-- Begin SUPPLIED RECORDS --

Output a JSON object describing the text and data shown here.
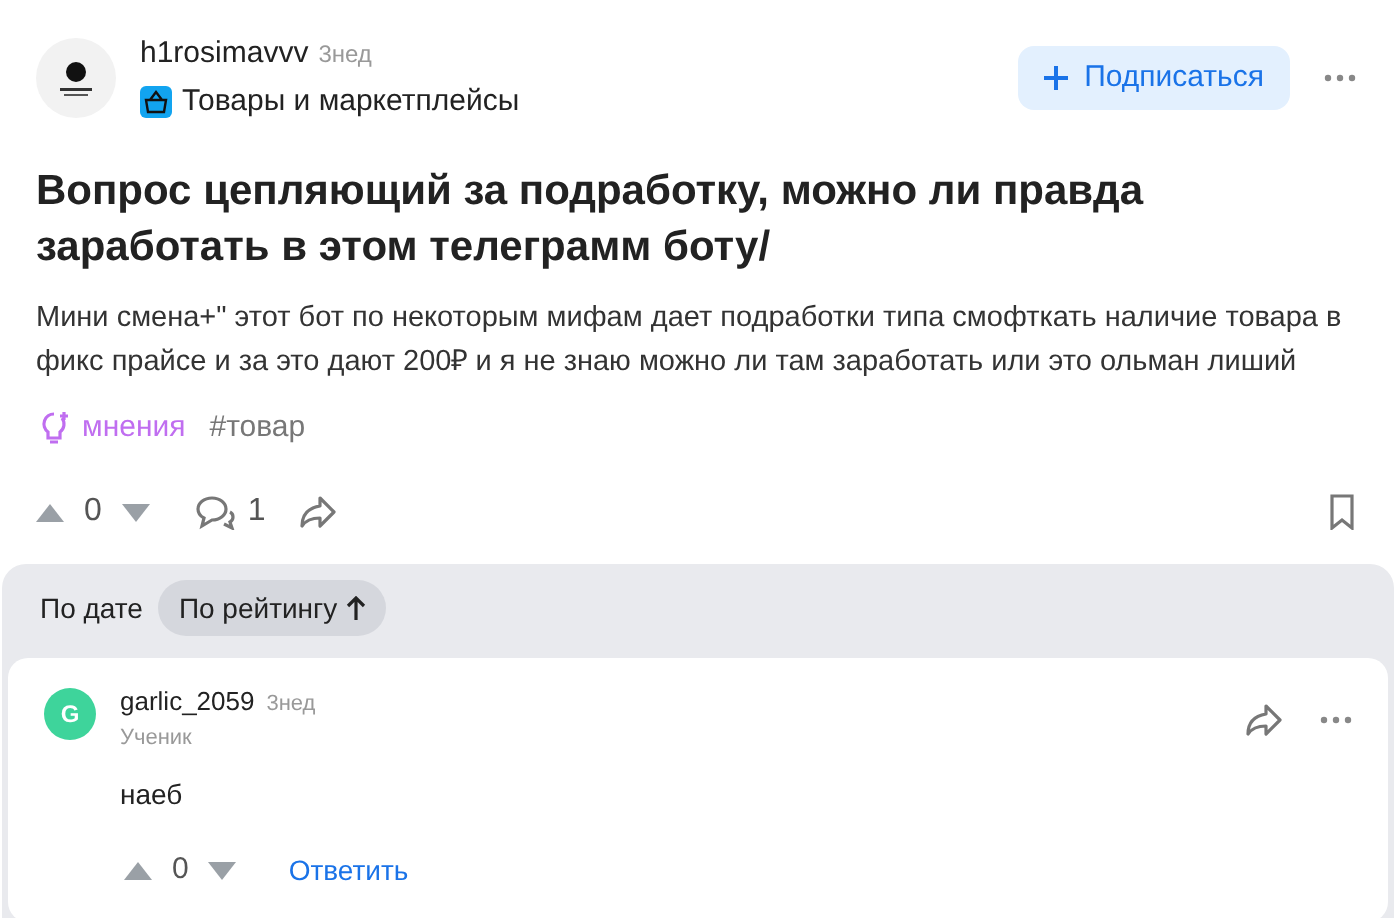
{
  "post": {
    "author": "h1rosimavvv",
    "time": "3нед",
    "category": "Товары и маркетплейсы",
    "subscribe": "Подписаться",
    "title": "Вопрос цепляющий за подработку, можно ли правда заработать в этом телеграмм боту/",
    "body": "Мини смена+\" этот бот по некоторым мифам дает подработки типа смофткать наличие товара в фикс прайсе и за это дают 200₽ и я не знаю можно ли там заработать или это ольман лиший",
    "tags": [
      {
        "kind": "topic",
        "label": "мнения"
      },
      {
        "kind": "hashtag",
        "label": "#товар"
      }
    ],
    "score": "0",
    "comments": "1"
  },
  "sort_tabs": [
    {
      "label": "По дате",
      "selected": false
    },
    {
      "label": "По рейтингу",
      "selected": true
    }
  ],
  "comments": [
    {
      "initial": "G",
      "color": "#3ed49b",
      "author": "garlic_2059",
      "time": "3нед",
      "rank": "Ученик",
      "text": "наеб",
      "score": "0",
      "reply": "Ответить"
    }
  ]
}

-- End SUPPLIED RECORDS --
-- Begin SUPPLIED RECORDS --

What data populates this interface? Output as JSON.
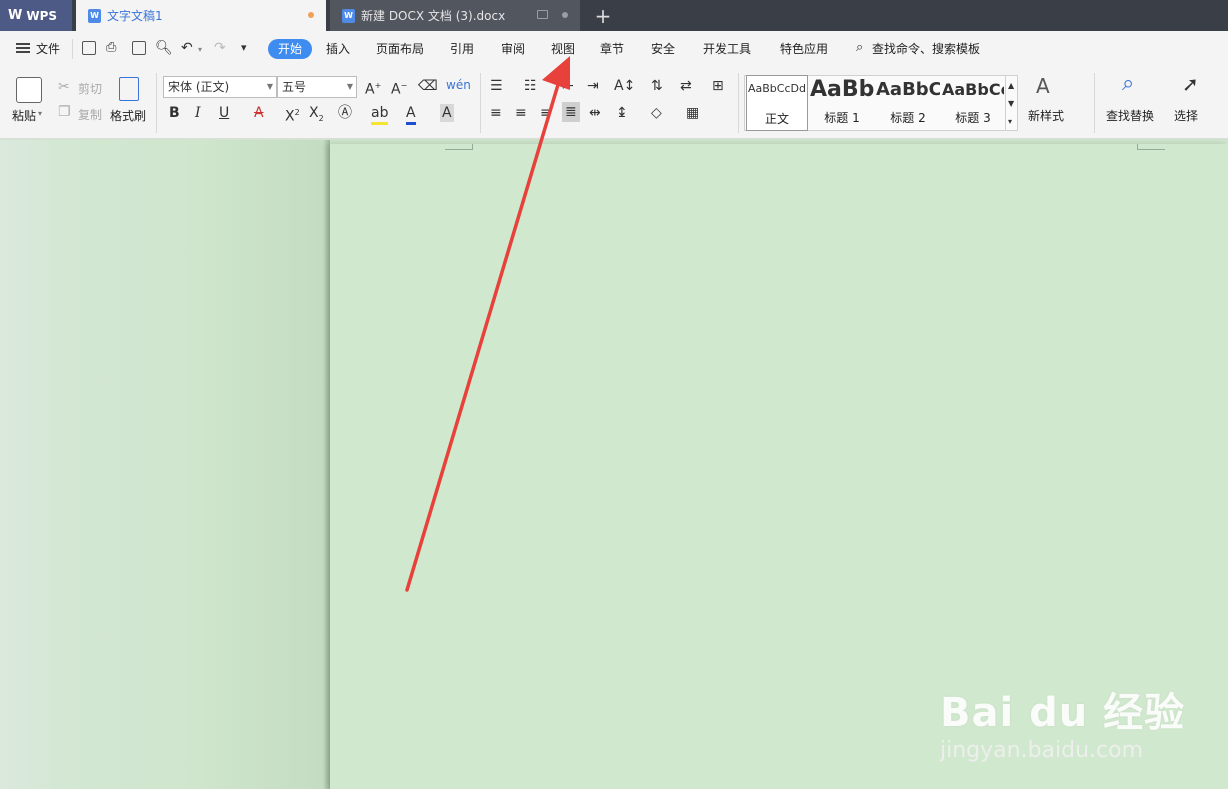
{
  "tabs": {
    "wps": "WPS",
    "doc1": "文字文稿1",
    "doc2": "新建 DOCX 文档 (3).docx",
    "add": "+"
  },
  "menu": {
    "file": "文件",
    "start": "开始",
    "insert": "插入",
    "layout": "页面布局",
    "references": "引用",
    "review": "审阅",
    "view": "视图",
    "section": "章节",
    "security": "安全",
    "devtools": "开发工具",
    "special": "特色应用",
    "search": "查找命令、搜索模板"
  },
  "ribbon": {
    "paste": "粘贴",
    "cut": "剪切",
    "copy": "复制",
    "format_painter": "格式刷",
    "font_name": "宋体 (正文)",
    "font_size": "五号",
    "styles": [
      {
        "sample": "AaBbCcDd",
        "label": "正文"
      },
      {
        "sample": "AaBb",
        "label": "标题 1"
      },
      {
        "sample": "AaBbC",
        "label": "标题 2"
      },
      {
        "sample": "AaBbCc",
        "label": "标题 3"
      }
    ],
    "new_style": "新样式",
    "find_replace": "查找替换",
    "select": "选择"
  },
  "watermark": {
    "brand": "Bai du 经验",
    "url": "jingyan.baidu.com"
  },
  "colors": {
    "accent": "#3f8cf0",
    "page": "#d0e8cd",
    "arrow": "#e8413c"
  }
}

-- End SUPPLIED RECORDS --

EXERCISE TASK: Keep only those lines of the records that hold "можно", and return them.

SOLVED EXERCISE:
    "title": "Вопрос цепляющий за подработку, можно ли правда заработать в этом телеграмм боту/",
    "body": "Мини смена+\" этот бот по некоторым мифам дает подработки типа смофткать наличие товара в фикс прайсе и за это дают 200₽ и я не знаю можно ли там заработать или это ольман лиший",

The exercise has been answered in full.